Dataset items
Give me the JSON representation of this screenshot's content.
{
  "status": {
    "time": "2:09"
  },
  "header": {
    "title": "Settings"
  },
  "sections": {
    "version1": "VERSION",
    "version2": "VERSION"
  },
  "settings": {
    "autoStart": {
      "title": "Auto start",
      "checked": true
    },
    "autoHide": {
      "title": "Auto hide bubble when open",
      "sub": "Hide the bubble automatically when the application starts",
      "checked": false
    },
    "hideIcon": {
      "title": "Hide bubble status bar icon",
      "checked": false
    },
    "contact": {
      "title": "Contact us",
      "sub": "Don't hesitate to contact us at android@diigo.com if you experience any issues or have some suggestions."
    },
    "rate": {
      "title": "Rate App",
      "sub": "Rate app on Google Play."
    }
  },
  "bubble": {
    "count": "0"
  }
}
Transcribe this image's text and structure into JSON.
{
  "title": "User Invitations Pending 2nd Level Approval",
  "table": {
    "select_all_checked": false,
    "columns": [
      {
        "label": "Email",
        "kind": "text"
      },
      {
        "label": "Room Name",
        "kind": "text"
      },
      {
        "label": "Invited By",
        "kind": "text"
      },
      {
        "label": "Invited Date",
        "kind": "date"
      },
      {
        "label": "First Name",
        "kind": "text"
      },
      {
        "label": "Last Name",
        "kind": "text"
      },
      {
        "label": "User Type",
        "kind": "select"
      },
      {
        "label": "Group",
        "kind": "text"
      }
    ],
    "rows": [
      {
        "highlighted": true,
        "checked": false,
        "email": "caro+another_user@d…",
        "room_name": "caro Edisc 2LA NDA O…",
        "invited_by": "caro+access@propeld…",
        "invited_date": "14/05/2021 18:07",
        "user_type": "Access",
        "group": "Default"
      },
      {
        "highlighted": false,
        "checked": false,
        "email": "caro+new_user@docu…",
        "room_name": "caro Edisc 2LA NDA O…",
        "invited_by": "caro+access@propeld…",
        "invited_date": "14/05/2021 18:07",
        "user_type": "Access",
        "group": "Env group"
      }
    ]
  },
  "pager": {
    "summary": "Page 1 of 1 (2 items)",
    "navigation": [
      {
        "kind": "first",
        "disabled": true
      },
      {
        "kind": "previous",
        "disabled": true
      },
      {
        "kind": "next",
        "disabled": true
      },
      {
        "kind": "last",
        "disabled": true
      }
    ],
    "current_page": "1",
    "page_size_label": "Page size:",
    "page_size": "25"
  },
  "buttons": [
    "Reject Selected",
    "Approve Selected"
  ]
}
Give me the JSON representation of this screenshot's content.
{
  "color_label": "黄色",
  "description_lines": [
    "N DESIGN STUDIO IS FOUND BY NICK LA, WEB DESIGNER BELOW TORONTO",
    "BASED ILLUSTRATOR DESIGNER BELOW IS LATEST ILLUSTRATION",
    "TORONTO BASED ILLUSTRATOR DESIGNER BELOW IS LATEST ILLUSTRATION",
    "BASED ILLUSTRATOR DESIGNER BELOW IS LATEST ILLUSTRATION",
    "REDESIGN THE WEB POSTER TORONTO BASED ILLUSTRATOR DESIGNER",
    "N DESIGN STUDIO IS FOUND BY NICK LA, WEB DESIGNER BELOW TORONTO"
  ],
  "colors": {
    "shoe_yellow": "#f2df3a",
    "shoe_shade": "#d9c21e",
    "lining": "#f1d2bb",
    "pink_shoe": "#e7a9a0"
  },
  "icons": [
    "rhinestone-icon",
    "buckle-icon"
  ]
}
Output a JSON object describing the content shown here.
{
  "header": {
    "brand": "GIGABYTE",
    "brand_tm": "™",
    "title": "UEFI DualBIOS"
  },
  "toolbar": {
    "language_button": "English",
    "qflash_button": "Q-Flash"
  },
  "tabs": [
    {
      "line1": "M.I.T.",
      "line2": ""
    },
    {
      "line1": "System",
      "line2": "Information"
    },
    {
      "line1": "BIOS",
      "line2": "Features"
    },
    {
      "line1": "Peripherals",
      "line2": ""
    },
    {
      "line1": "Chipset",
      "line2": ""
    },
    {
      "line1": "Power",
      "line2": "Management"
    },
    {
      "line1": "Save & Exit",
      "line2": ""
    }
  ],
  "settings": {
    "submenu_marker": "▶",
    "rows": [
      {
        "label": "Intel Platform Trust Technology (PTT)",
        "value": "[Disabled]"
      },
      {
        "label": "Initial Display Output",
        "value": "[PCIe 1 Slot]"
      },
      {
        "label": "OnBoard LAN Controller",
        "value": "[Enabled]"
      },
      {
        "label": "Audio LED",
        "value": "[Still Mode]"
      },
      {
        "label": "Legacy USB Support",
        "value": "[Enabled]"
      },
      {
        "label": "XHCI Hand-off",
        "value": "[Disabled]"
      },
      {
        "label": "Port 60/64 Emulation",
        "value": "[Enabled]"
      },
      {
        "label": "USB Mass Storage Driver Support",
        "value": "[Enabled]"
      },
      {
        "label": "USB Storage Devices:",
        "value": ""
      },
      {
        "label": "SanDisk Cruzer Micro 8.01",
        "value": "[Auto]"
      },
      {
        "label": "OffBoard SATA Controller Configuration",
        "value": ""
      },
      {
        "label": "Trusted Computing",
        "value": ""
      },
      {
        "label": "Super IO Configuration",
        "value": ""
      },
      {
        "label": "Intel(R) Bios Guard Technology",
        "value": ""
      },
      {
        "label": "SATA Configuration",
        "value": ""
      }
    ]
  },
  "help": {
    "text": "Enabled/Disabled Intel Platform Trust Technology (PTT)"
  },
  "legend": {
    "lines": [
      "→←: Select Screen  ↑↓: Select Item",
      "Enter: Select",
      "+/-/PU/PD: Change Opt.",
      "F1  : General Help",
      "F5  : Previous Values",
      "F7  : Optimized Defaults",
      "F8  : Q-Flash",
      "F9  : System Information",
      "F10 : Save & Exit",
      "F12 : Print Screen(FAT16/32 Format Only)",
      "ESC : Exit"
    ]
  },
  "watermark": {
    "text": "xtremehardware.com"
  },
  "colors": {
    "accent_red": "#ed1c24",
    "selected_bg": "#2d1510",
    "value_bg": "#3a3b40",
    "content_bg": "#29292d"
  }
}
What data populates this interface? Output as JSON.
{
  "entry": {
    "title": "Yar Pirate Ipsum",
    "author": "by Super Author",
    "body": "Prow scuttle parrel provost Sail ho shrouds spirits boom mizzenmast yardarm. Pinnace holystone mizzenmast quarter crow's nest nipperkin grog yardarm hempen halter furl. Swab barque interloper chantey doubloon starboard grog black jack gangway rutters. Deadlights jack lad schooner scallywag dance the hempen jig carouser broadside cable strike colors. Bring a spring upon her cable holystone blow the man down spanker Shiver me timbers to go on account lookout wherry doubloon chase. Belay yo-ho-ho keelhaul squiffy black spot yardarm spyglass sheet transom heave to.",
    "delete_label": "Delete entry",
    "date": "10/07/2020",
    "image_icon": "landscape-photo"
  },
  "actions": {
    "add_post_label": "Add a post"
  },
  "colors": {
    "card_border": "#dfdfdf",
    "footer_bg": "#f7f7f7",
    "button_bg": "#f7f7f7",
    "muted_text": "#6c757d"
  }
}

> [Exercise description]:
Take the listing above and set it down exactly.

> [Worked solution]:
Give me the JSON representation of this screenshot's content.
{
  "status": {
    "time": "2:09"
  },
  "header": {
    "title": "Settings"
  },
  "sections": {
    "version1": "VERSION",
    "version2": "VERSION"
  },
  "settings": {
    "autoStart": {
      "title": "Auto start",
      "checked": true
    },
    "autoHide": {
      "title": "Auto hide bubble when open",
      "sub": "Hide the bubble automatically when the application starts",
      "checked": false
    },
    "hideIcon": {
      "title": "Hide bubble status bar icon",
      "checked": false
    },
    "contact": {
      "title": "Contact us",
      "sub": "Don't hesitate to contact us at android@diigo.com if you experience any issues or have some suggestions."
    },
    "rate": {
      "title": "Rate App",
      "sub": "Rate app on Google Play."
    }
  },
  "bubble": {
    "count": "0"
  }
}
Transcribe this image's text and structure into JSON.
{
  "title": "User Invitations Pending 2nd Level Approval",
  "table": {
    "select_all_checked": false,
    "columns": [
      {
        "label": "Email",
        "kind": "text"
      },
      {
        "label": "Room Name",
        "kind": "text"
      },
      {
        "label": "Invited By",
        "kind": "text"
      },
      {
        "label": "Invited Date",
        "kind": "date"
      },
      {
        "label": "First Name",
        "kind": "text"
      },
      {
        "label": "Last Name",
        "kind": "text"
      },
      {
        "label": "User Type",
        "kind": "select"
      },
      {
        "label": "Group",
        "kind": "text"
      }
    ],
    "rows": [
      {
        "highlighted": true,
        "checked": false,
        "email": "caro+another_user@d…",
        "room_name": "caro Edisc 2LA NDA O…",
        "invited_by": "caro+access@propeld…",
        "invited_date": "14/05/2021 18:07",
        "user_type": "Access",
        "group": "Default"
      },
      {
        "highlighted": false,
        "checked": false,
        "email": "caro+new_user@docu…",
        "room_name": "caro Edisc 2LA NDA O…",
        "invited_by": "caro+access@propeld…",
        "invited_date": "14/05/2021 18:07",
        "user_type": "Access",
        "group": "Env group"
      }
    ]
  },
  "pager": {
    "summary": "Page 1 of 1 (2 items)",
    "navigation": [
      {
        "kind": "first",
        "disabled": true
      },
      {
        "kind": "previous",
        "disabled": true
      },
      {
        "kind": "next",
        "disabled": true
      },
      {
        "kind": "last",
        "disabled": true
      }
    ],
    "current_page": "1",
    "page_size_label": "Page size:",
    "page_size": "25"
  },
  "buttons": [
    "Reject Selected",
    "Approve Selected"
  ]
}
Give me the JSON representation of this screenshot's content.
{
  "color_label": "黄色",
  "description_lines": [
    "N DESIGN STUDIO IS FOUND BY NICK LA, WEB DESIGNER BELOW TORONTO",
    "BASED ILLUSTRATOR DESIGNER BELOW IS LATEST ILLUSTRATION",
    "TORONTO BASED ILLUSTRATOR DESIGNER BELOW IS LATEST ILLUSTRATION",
    "BASED ILLUSTRATOR DESIGNER BELOW IS LATEST ILLUSTRATION",
    "REDESIGN THE WEB POSTER TORONTO BASED ILLUSTRATOR DESIGNER",
    "N DESIGN STUDIO IS FOUND BY NICK LA, WEB DESIGNER BELOW TORONTO"
  ],
  "colors": {
    "shoe_yellow": "#f2df3a",
    "shoe_shade": "#d9c21e",
    "lining": "#f1d2bb",
    "pink_shoe": "#e7a9a0"
  },
  "icons": [
    "rhinestone-icon",
    "buckle-icon"
  ]
}
Output a JSON object describing the content shown here.
{
  "header": {
    "brand": "GIGABYTE",
    "brand_tm": "™",
    "title": "UEFI DualBIOS"
  },
  "toolbar": {
    "language_button": "English",
    "qflash_button": "Q-Flash"
  },
  "tabs": [
    {
      "line1": "M.I.T.",
      "line2": ""
    },
    {
      "line1": "System",
      "line2": "Information"
    },
    {
      "line1": "BIOS",
      "line2": "Features"
    },
    {
      "line1": "Peripherals",
      "line2": ""
    },
    {
      "line1": "Chipset",
      "line2": ""
    },
    {
      "line1": "Power",
      "line2": "Management"
    },
    {
      "line1": "Save & Exit",
      "line2": ""
    }
  ],
  "settings": {
    "submenu_marker": "▶",
    "rows": [
      {
        "label": "Intel Platform Trust Technology (PTT)",
        "value": "[Disabled]"
      },
      {
        "label": "Initial Display Output",
        "value": "[PCIe 1 Slot]"
      },
      {
        "label": "OnBoard LAN Controller",
        "value": "[Enabled]"
      },
      {
        "label": "Audio LED",
        "value": "[Still Mode]"
      },
      {
        "label": "Legacy USB Support",
        "value": "[Enabled]"
      },
      {
        "label": "XHCI Hand-off",
        "value": "[Disabled]"
      },
      {
        "label": "Port 60/64 Emulation",
        "value": "[Enabled]"
      },
      {
        "label": "USB Mass Storage Driver Support",
        "value": "[Enabled]"
      },
      {
        "label": "USB Storage Devices:",
        "value": ""
      },
      {
        "label": "SanDisk Cruzer Micro 8.01",
        "value": "[Auto]"
      },
      {
        "label": "OffBoard SATA Controller Configuration",
        "value": ""
      },
      {
        "label": "Trusted Computing",
        "value": ""
      },
      {
        "label": "Super IO Configuration",
        "value": ""
      },
      {
        "label": "Intel(R) Bios Guard Technology",
        "value": ""
      },
      {
        "label": "SATA Configuration",
        "value": ""
      }
    ]
  },
  "help": {
    "text": "Enabled/Disabled Intel Platform Trust Technology (PTT)"
  },
  "legend": {
    "lines": [
      "→←: Select Screen  ↑↓: Select Item",
      "Enter: Select",
      "+/-/PU/PD: Change Opt.",
      "F1  : General Help",
      "F5  : Previous Values",
      "F7  : Optimized Defaults",
      "F8  : Q-Flash",
      "F9  : System Information",
      "F10 : Save & Exit",
      "F12 : Print Screen(FAT16/32 Format Only)",
      "ESC : Exit"
    ]
  },
  "watermark": {
    "text": "xtremehardware.com"
  },
  "colors": {
    "accent_red": "#ed1c24",
    "selected_bg": "#2d1510",
    "value_bg": "#3a3b40",
    "content_bg": "#29292d"
  }
}
What data populates this interface? Output as JSON.
{
  "entry": {
    "title": "Yar Pirate Ipsum",
    "author": "by Super Author",
    "body": "Prow scuttle parrel provost Sail ho shrouds spirits boom mizzenmast yardarm. Pinnace holystone mizzenmast quarter crow's nest nipperkin grog yardarm hempen halter furl. Swab barque interloper chantey doubloon starboard grog black jack gangway rutters. Deadlights jack lad schooner scallywag dance the hempen jig carouser broadside cable strike colors. Bring a spring upon her cable holystone blow the man down spanker Shiver me timbers to go on account lookout wherry doubloon chase. Belay yo-ho-ho keelhaul squiffy black spot yardarm spyglass sheet transom heave to.",
    "delete_label": "Delete entry",
    "date": "10/07/2020",
    "image_icon": "landscape-photo"
  },
  "actions": {
    "add_post_label": "Add a post"
  },
  "colors": {
    "card_border": "#dfdfdf",
    "footer_bg": "#f7f7f7",
    "button_bg": "#f7f7f7",
    "muted_text": "#6c757d"
  }
}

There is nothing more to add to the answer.